#### Short problem:
Retype the records below exactly as they appear.

'''

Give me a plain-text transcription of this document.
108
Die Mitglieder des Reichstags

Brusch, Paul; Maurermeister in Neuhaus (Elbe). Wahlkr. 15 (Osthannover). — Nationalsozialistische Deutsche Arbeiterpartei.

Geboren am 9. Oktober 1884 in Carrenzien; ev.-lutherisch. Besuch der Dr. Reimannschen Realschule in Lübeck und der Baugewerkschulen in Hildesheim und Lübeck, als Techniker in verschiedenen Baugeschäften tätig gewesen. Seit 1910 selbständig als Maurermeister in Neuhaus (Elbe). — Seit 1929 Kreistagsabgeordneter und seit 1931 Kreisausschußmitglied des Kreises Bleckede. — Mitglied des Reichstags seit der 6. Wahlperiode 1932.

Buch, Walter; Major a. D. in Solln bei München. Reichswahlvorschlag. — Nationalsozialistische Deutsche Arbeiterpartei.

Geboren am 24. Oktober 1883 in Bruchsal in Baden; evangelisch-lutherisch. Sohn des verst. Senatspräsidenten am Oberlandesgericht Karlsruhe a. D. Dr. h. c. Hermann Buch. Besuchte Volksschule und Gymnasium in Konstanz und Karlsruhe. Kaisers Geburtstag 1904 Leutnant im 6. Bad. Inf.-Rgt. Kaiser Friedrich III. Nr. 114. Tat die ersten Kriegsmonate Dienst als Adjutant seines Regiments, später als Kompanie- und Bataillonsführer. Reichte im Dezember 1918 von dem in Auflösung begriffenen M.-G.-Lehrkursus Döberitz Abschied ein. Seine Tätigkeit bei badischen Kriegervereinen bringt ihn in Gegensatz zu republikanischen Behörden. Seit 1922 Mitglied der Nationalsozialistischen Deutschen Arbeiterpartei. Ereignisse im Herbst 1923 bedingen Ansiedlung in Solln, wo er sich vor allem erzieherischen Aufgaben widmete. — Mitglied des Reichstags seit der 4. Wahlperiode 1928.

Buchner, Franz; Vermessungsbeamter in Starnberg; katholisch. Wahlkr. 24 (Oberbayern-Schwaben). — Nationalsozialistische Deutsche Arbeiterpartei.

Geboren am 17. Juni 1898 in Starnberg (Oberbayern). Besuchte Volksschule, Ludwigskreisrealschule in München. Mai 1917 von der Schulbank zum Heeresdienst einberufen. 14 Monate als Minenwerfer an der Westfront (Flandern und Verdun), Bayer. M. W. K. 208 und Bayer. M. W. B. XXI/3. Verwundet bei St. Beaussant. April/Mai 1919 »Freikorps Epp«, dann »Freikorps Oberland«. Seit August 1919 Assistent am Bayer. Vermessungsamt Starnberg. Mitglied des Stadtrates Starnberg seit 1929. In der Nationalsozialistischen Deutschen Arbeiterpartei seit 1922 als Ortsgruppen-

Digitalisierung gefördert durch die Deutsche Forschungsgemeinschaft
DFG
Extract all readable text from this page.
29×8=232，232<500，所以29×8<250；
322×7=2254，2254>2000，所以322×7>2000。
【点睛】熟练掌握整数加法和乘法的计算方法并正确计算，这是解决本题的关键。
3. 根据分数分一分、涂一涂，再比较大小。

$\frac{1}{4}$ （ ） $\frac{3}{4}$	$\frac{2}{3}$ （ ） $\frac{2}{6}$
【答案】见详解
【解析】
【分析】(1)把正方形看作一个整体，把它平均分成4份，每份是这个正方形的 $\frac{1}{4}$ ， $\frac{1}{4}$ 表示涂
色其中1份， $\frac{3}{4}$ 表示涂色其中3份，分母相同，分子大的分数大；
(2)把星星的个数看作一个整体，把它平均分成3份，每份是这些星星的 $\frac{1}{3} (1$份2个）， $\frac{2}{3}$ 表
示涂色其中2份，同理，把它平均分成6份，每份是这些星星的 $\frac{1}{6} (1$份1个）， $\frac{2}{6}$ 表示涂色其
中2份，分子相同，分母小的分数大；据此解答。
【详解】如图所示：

'''

#### Expected answer:
Give me a plain-text transcription of this document.
108
Die Mitglieder des Reichstags

Brusch, Paul; Maurermeister in Neuhaus (Elbe). Wahlkr. 15 (Osthannover). — Nationalsozialistische Deutsche Arbeiterpartei.

Geboren am 9. Oktober 1884 in Carrenzien; ev.-lutherisch. Besuch der Dr. Reimannschen Realschule in Lübeck und der Baugewerkschulen in Hildesheim und Lübeck, als Techniker in verschiedenen Baugeschäften tätig gewesen. Seit 1910 selbständig als Maurermeister in Neuhaus (Elbe). — Seit 1929 Kreistagsabgeordneter und seit 1931 Kreisausschußmitglied des Kreises Bleckede. — Mitglied des Reichstags seit der 6. Wahlperiode 1932.

Buch, Walter; Major a. D. in Solln bei München. Reichswahlvorschlag. — Nationalsozialistische Deutsche Arbeiterpartei.

Geboren am 24. Oktober 1883 in Bruchsal in Baden; evangelisch-lutherisch. Sohn des verst. Senatspräsidenten am Oberlandesgericht Karlsruhe a. D. Dr. h. c. Hermann Buch. Besuchte Volksschule und Gymnasium in Konstanz und Karlsruhe. Kaisers Geburtstag 1904 Leutnant im 6. Bad. Inf.-Rgt. Kaiser Friedrich III. Nr. 114. Tat die ersten Kriegsmonate Dienst als Adjutant seines Regiments, später als Kompanie- und Bataillonsführer. Reichte im Dezember 1918 von dem in Auflösung begriffenen M.-G.-Lehrkursus Döberitz Abschied ein. Seine Tätigkeit bei badischen Kriegervereinen bringt ihn in Gegensatz zu republikanischen Behörden. Seit 1922 Mitglied der Nationalsozialistischen Deutschen Arbeiterpartei. Ereignisse im Herbst 1923 bedingen Ansiedlung in Solln, wo er sich vor allem erzieherischen Aufgaben widmete. — Mitglied des Reichstags seit der 4. Wahlperiode 1928.

Buchner, Franz; Vermessungsbeamter in Starnberg; katholisch. Wahlkr. 24 (Oberbayern-Schwaben). — Nationalsozialistische Deutsche Arbeiterpartei.

Geboren am 17. Juni 1898 in Starnberg (Oberbayern). Besuchte Volksschule, Ludwigskreisrealschule in München. Mai 1917 von der Schulbank zum Heeresdienst einberufen. 14 Monate als Minenwerfer an der Westfront (Flandern und Verdun), Bayer. M. W. K. 208 und Bayer. M. W. B. XXI/3. Verwundet bei St. Beaussant. April/Mai 1919 »Freikorps Epp«, dann »Freikorps Oberland«. Seit August 1919 Assistent am Bayer. Vermessungsamt Starnberg. Mitglied des Stadtrates Starnberg seit 1929. In der Nationalsozialistischen Deutschen Arbeiterpartei seit 1922 als Ortsgruppen-

Digitalisierung gefördert durch die Deutsche Forschungsgemeinschaft
DFG
Extract all readable text from this page.
29×8=232，232<500，所以29×8<250；
322×7=2254，2254>2000，所以322×7>2000。
【点睛】熟练掌握整数加法和乘法的计算方法并正确计算，这是解决本题的关键。
3. 根据分数分一分、涂一涂，再比较大小。

$\frac{1}{4}$ （ ） $\frac{3}{4}$	$\frac{2}{3}$ （ ） $\frac{2}{6}$
【答案】见详解
【解析】
【分析】(1)把正方形看作一个整体，把它平均分成4份，每份是这个正方形的 $\frac{1}{4}$ ， $\frac{1}{4}$ 表示涂
色其中1份， $\frac{3}{4}$ 表示涂色其中3份，分母相同，分子大的分数大；
(2)把星星的个数看作一个整体，把它平均分成3份，每份是这些星星的 $\frac{1}{3} (1$份2个）， $\frac{2}{3}$ 表
示涂色其中2份，同理，把它平均分成6份，每份是这些星星的 $\frac{1}{6} (1$份1个）， $\frac{2}{6}$ 表示涂色其
中2份，分子相同，分母小的分数大；据此解答。
【详解】如图所示：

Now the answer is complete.